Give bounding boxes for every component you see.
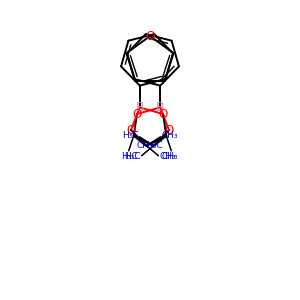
Text: O: O	[145, 30, 155, 43]
Text: O: O	[126, 124, 136, 136]
Text: B: B	[156, 101, 165, 114]
Text: O: O	[164, 124, 174, 136]
Text: O: O	[158, 107, 168, 121]
Text: H₃C: H₃C	[124, 152, 141, 161]
Text: O: O	[132, 107, 142, 121]
Text: H₃C: H₃C	[146, 141, 163, 150]
Text: CH₃: CH₃	[162, 152, 178, 161]
Text: H₃C: H₃C	[122, 152, 138, 161]
Text: H₃C: H₃C	[122, 131, 139, 140]
Text: B: B	[135, 101, 144, 114]
Text: CH₃: CH₃	[137, 141, 154, 150]
Text: CH₃: CH₃	[161, 131, 178, 140]
Text: CH₃: CH₃	[159, 152, 176, 161]
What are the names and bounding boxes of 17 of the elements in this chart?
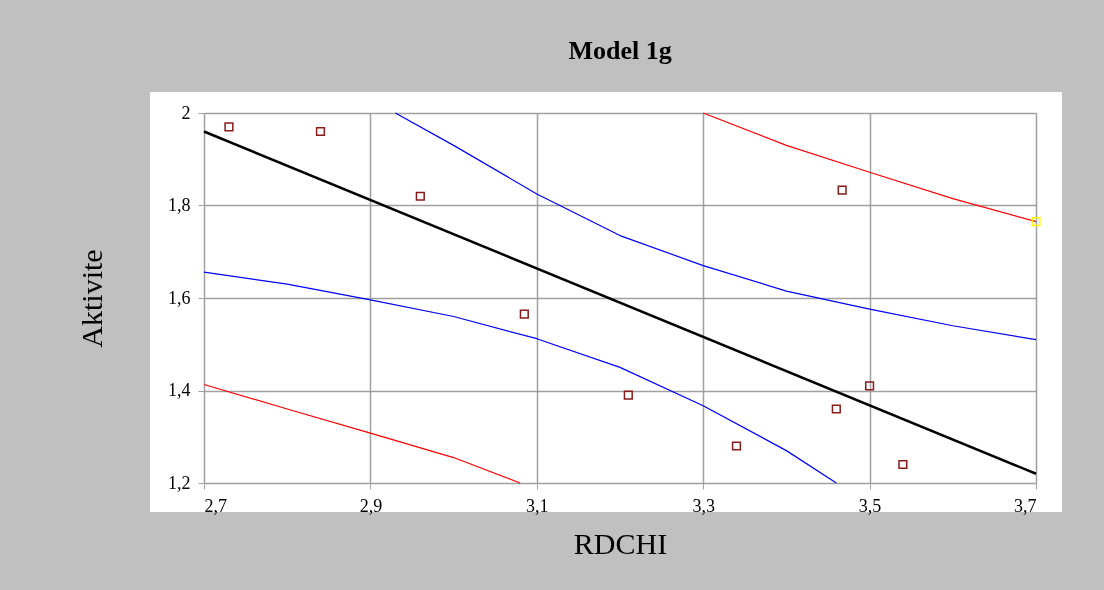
chart-title: Model 1g xyxy=(568,36,672,65)
x-tick-label: 3,1 xyxy=(526,495,549,516)
x-tick-label: 3,5 xyxy=(858,495,882,516)
y-axis-title: Aktivite xyxy=(75,249,108,348)
y-tick-label: 1,2 xyxy=(168,472,191,493)
line-series xyxy=(394,112,1037,341)
x-tick-label: 3,7 xyxy=(1014,495,1037,516)
y-tick-label: 1,6 xyxy=(168,287,191,308)
y-tick-label: 2 xyxy=(181,102,191,123)
x-tick-label: 2,9 xyxy=(359,495,383,516)
x-tick-label: 3,3 xyxy=(692,495,715,516)
line-series xyxy=(203,383,521,484)
x-tick-label: 2,7 xyxy=(204,495,227,516)
x-axis-title: RDCHI xyxy=(573,526,668,560)
y-tick-label: 1,4 xyxy=(168,380,191,400)
y-tick-label: 1,8 xyxy=(168,195,191,215)
line-series xyxy=(203,271,837,484)
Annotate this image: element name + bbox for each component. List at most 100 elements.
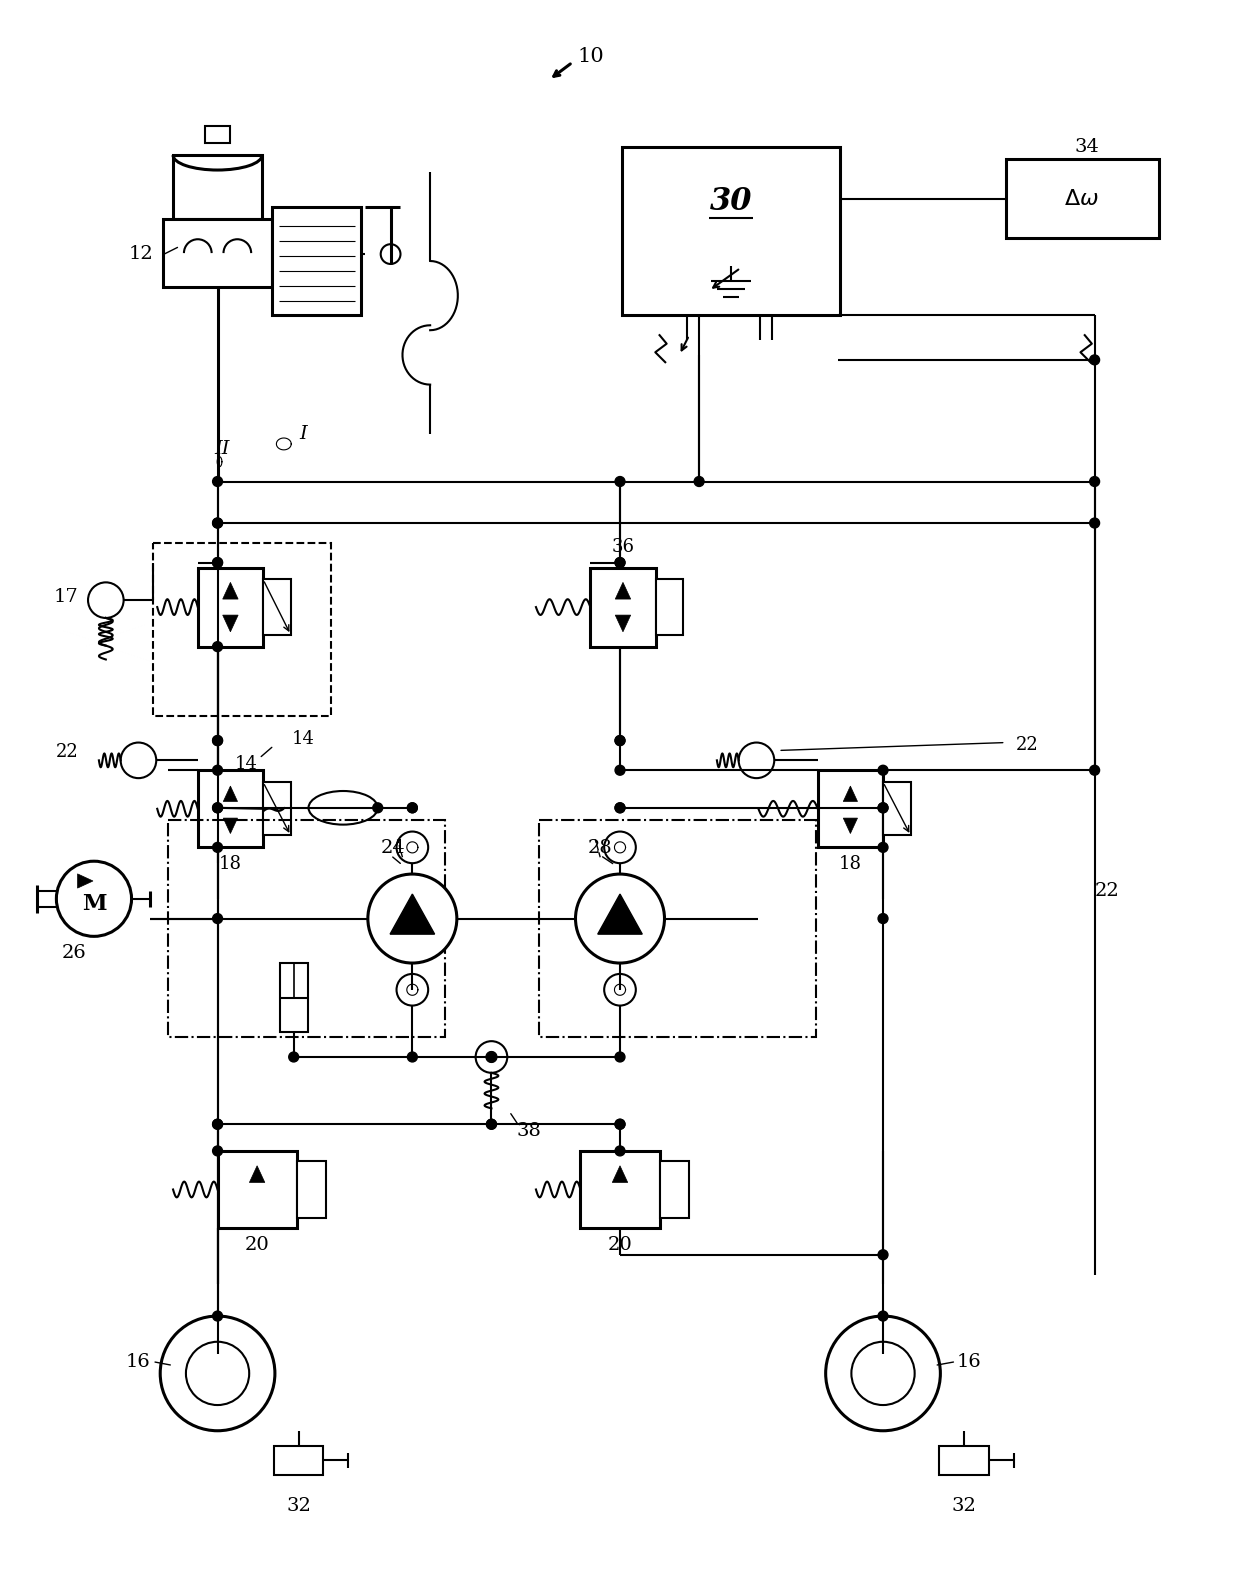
Bar (296, 1161, 326, 1218)
Text: 10: 10 (577, 47, 604, 66)
Text: 12: 12 (129, 245, 154, 263)
Bar (217, 1152, 296, 1228)
Circle shape (878, 1250, 888, 1259)
Circle shape (615, 1145, 625, 1156)
Text: 14: 14 (291, 729, 315, 748)
Bar (198, 568, 263, 647)
Circle shape (486, 1120, 496, 1130)
Text: 22: 22 (56, 744, 78, 761)
Circle shape (212, 517, 222, 528)
Text: M: M (82, 892, 107, 914)
Circle shape (615, 766, 625, 775)
Circle shape (408, 804, 418, 813)
Bar (590, 568, 656, 647)
Circle shape (408, 1052, 418, 1062)
Text: 20: 20 (608, 1236, 632, 1255)
Circle shape (878, 804, 888, 813)
Polygon shape (843, 818, 858, 834)
Bar (817, 770, 883, 848)
Circle shape (615, 1120, 625, 1130)
Polygon shape (223, 786, 238, 802)
Circle shape (373, 804, 383, 813)
Polygon shape (598, 894, 642, 933)
Circle shape (878, 1311, 888, 1321)
Polygon shape (249, 1166, 265, 1182)
Circle shape (615, 476, 625, 486)
Bar (274, 1446, 324, 1476)
Circle shape (212, 766, 222, 775)
Bar (940, 1446, 988, 1476)
Circle shape (615, 557, 625, 568)
Circle shape (486, 1052, 496, 1062)
Circle shape (56, 861, 131, 937)
Bar (164, 220, 272, 286)
Circle shape (212, 642, 222, 652)
Circle shape (1090, 354, 1100, 365)
Circle shape (289, 1052, 299, 1062)
Text: 16: 16 (956, 1353, 981, 1370)
Circle shape (878, 843, 888, 853)
Bar (154, 543, 331, 715)
Bar (205, 125, 231, 144)
Polygon shape (78, 873, 93, 888)
Circle shape (615, 557, 625, 568)
Circle shape (615, 736, 625, 745)
Text: 24: 24 (381, 838, 405, 857)
Bar (622, 147, 839, 315)
Bar (580, 1152, 660, 1228)
Circle shape (615, 804, 625, 813)
Polygon shape (615, 582, 631, 600)
Polygon shape (843, 786, 858, 802)
Text: $\Delta\omega$: $\Delta\omega$ (1064, 188, 1099, 210)
Text: 36: 36 (611, 538, 635, 555)
Circle shape (878, 804, 888, 813)
Circle shape (212, 1145, 222, 1156)
Circle shape (615, 1052, 625, 1062)
Polygon shape (223, 582, 238, 600)
Text: I: I (300, 426, 308, 443)
Text: 22: 22 (1095, 881, 1120, 900)
Circle shape (878, 766, 888, 775)
Polygon shape (615, 615, 631, 631)
Circle shape (212, 1120, 222, 1130)
Circle shape (486, 1120, 496, 1130)
Text: 34: 34 (1074, 138, 1099, 157)
Polygon shape (223, 615, 238, 631)
Bar (263, 579, 290, 634)
Circle shape (212, 517, 222, 528)
Circle shape (408, 804, 418, 813)
Bar (883, 782, 910, 835)
Circle shape (615, 736, 625, 745)
Text: 32: 32 (286, 1497, 311, 1516)
Text: II: II (215, 440, 231, 457)
Bar (660, 1161, 689, 1218)
Circle shape (1090, 766, 1100, 775)
Bar (272, 207, 361, 315)
Text: 14: 14 (234, 755, 258, 774)
Text: 32: 32 (951, 1497, 977, 1516)
Circle shape (368, 875, 456, 963)
Text: 18: 18 (839, 856, 862, 873)
Circle shape (212, 1120, 222, 1130)
Circle shape (212, 1311, 222, 1321)
Bar (539, 819, 816, 1038)
Text: 16: 16 (125, 1353, 150, 1370)
Circle shape (212, 843, 222, 853)
Text: 22: 22 (1016, 736, 1038, 753)
Circle shape (878, 914, 888, 924)
Circle shape (212, 914, 222, 924)
Circle shape (212, 804, 222, 813)
Text: 38: 38 (516, 1122, 541, 1141)
Circle shape (212, 804, 222, 813)
Text: 18: 18 (219, 856, 242, 873)
Circle shape (694, 476, 704, 486)
Circle shape (212, 736, 222, 745)
Text: 26: 26 (62, 944, 87, 962)
Bar (1006, 160, 1159, 239)
FancyArrowPatch shape (162, 247, 177, 255)
Circle shape (615, 1120, 625, 1130)
Circle shape (575, 875, 665, 963)
Text: 17: 17 (53, 589, 78, 606)
Circle shape (1090, 517, 1100, 528)
Polygon shape (223, 818, 238, 834)
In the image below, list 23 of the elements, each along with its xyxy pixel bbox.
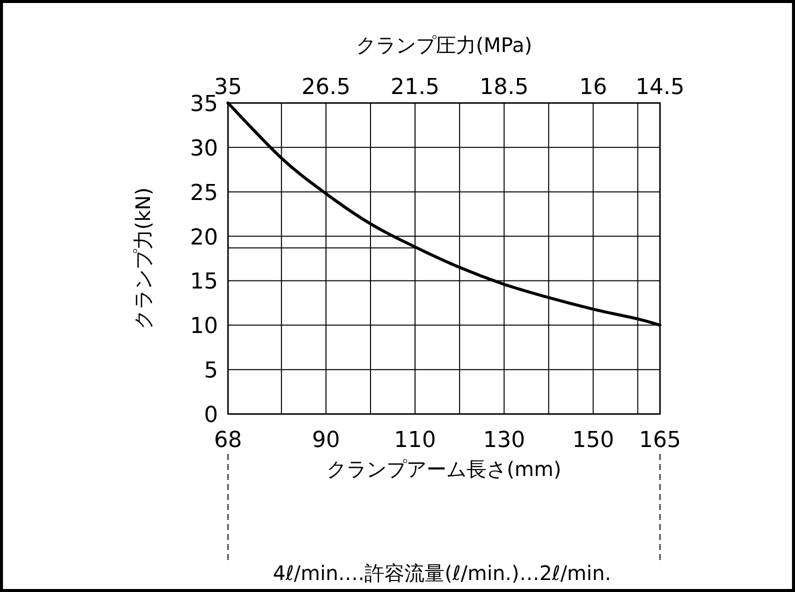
annotation: 35 — [214, 75, 242, 100]
xtick: 130 — [483, 428, 526, 453]
annotation: 21.5 — [390, 75, 440, 100]
xlabel: クランプアーム長さ(mm) — [326, 457, 562, 481]
xtick: 90 — [312, 428, 340, 453]
ytick: 20 — [190, 225, 218, 250]
x2label: クランプ圧力(MPa) — [356, 33, 532, 57]
annotation: 18.5 — [480, 75, 529, 100]
ytick: 5 — [204, 358, 218, 384]
xtick: 68 — [214, 428, 242, 453]
ytick: 10 — [190, 314, 218, 340]
xtick: 150 — [572, 428, 614, 453]
annotation: 16 — [579, 75, 608, 100]
annotation: 26.5 — [301, 75, 350, 100]
ytick: 25 — [190, 180, 218, 206]
ytick: 0 — [204, 403, 218, 428]
annotation: 14.5 — [636, 75, 684, 100]
ytick: 15 — [190, 270, 218, 295]
xtick: 165 — [639, 428, 681, 453]
xtick: 110 — [394, 428, 436, 453]
annotation: 4ℓ/min.…許容流量(ℓ/min.)…2ℓ/min. — [272, 561, 612, 585]
ytick: 30 — [190, 136, 218, 162]
ylabel: クランプ力(kN) — [131, 187, 155, 330]
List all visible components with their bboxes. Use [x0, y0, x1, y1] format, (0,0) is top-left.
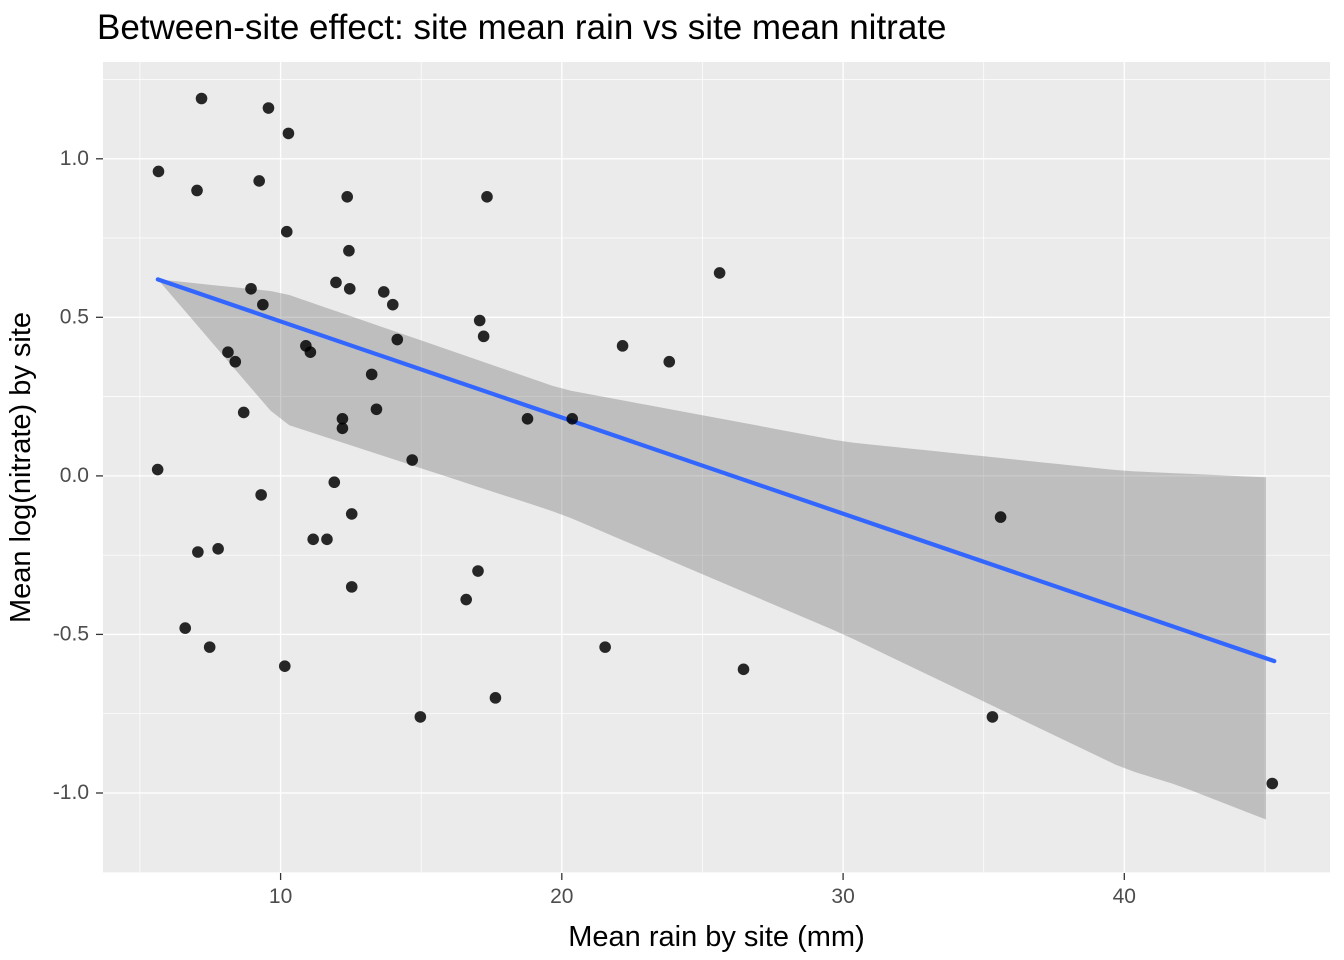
- svg-text:Mean rain by site (mm): Mean rain by site (mm): [568, 921, 865, 953]
- svg-text:0.0: 0.0: [60, 464, 89, 487]
- svg-text:20: 20: [550, 885, 573, 908]
- svg-text:-0.5: -0.5: [53, 622, 89, 645]
- svg-text:Mean log(nitrate) by site: Mean log(nitrate) by site: [5, 312, 37, 623]
- svg-text:1.0: 1.0: [60, 147, 89, 170]
- svg-text:30: 30: [831, 885, 854, 908]
- svg-text:40: 40: [1113, 885, 1136, 908]
- svg-text:10: 10: [269, 885, 292, 908]
- svg-text:0.5: 0.5: [60, 305, 89, 328]
- svg-text:-1.0: -1.0: [53, 781, 89, 804]
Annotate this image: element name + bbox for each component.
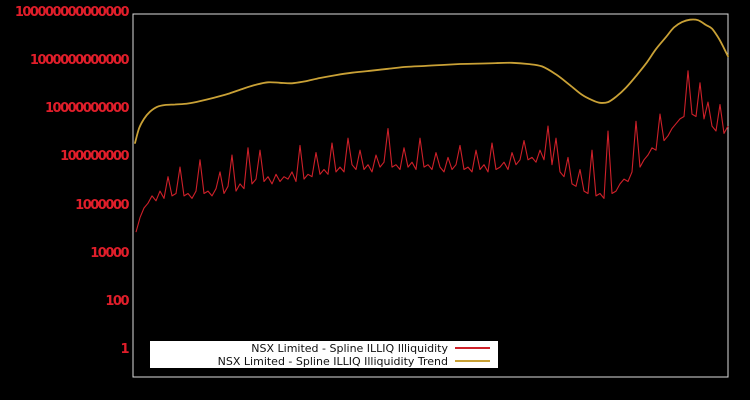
y-tick-label: 100000000000000 [14, 5, 130, 20]
y-tick-label: 10000000000 [45, 101, 130, 117]
legend-row-illiq: NSX Limited - Spline ILLIQ Illiquidity [251, 342, 490, 355]
y-tick-label: 1000000 [75, 197, 129, 213]
y-tick-label: 1000000000000 [29, 53, 130, 69]
illiq-series-line [135, 70, 729, 233]
y-axis: 1 100 10000 1000000 100000000 10000000000 1000… [0, 0, 130, 400]
y-tick-label: 100000000 [60, 149, 129, 165]
legend-label-illiq: NSX Limited - Spline ILLIQ Illiquidity [251, 341, 448, 355]
legend-row-trend: NSX Limited - Spline ILLIQ Illiquidity T… [218, 355, 490, 368]
y-tick-label: 100 [105, 293, 129, 309]
y-tick-label: 1 [120, 342, 129, 357]
trend-series-line [134, 18, 729, 144]
plot-frame [132, 13, 729, 378]
legend: NSX Limited - Spline ILLIQ Illiquidity N… [150, 341, 498, 368]
series-lines [134, 18, 729, 233]
legend-line-sample-illiq [455, 347, 490, 349]
legend-line-sample-trend [455, 360, 490, 362]
legend-label-trend: NSX Limited - Spline ILLIQ Illiquidity T… [217, 354, 448, 368]
y-tick-label: 10000 [90, 245, 129, 261]
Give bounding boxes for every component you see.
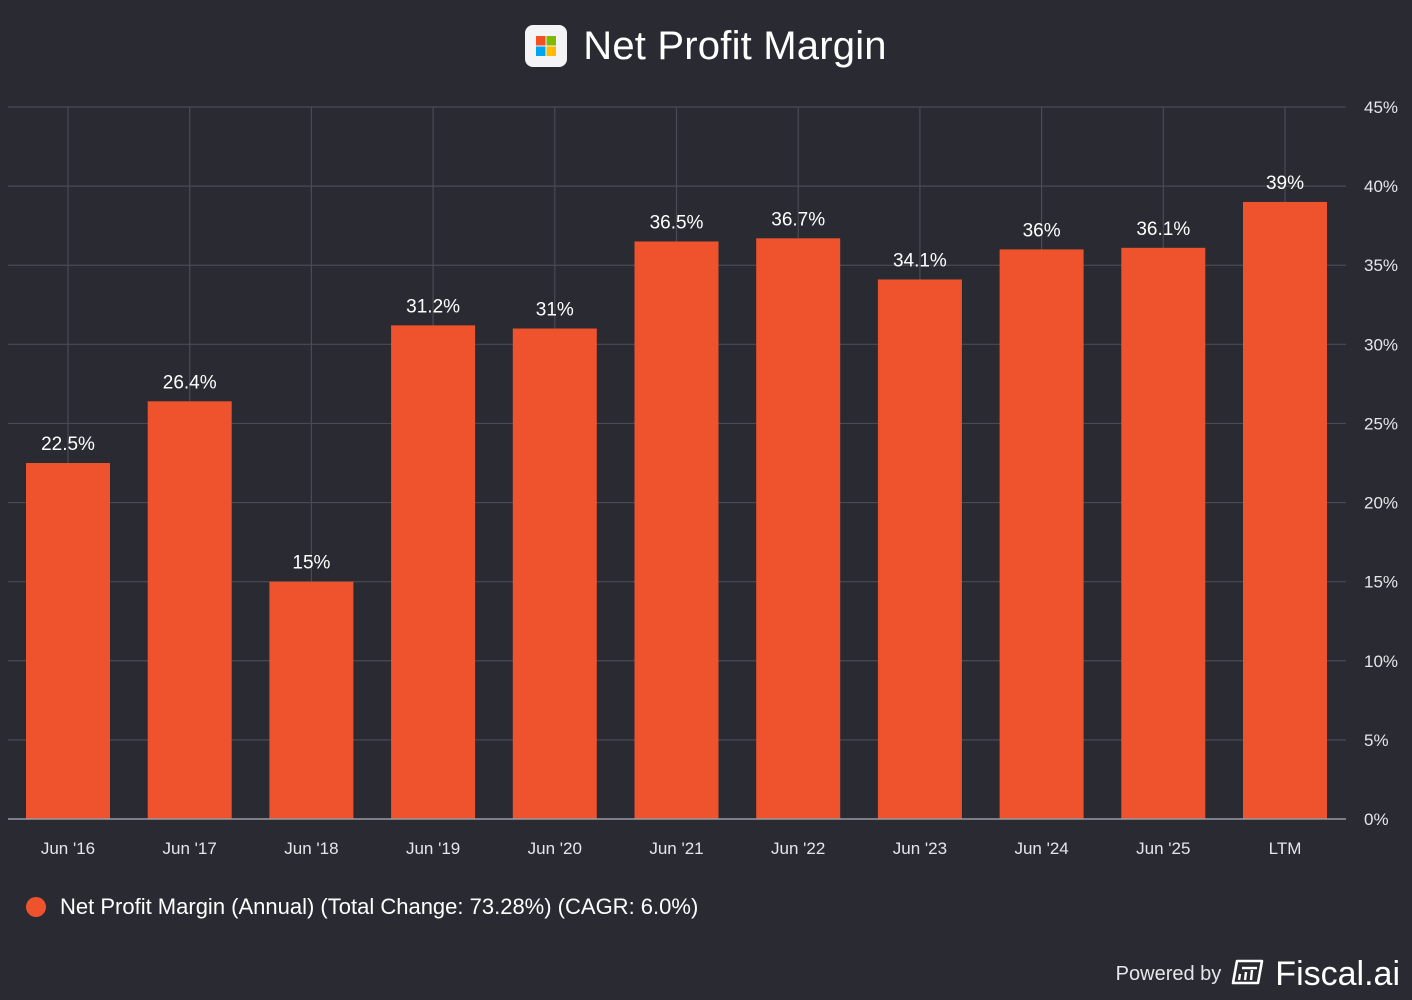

- **Exercise aim**: Copy the listing from the line with "y-tick-label: 100000000000000 [14, 5, 130, 20]" through the line with "illiq-series-line [135, 70, 729, 233]", substituting "NSX Ltd" for "NSX Limited" and changing nothing else.

- **Answer to the problem**:
y-tick-label: 100000000000000 [14, 5, 130, 20]
y-tick-label: 10000000000 [45, 101, 130, 117]
legend-row-illiq: NSX Ltd - Spline ILLIQ Illiquidity [251, 342, 490, 355]
y-tick-label: 1000000 [75, 197, 129, 213]
y-tick-label: 1000000000000 [29, 53, 130, 69]
illiq-series-line [135, 70, 729, 233]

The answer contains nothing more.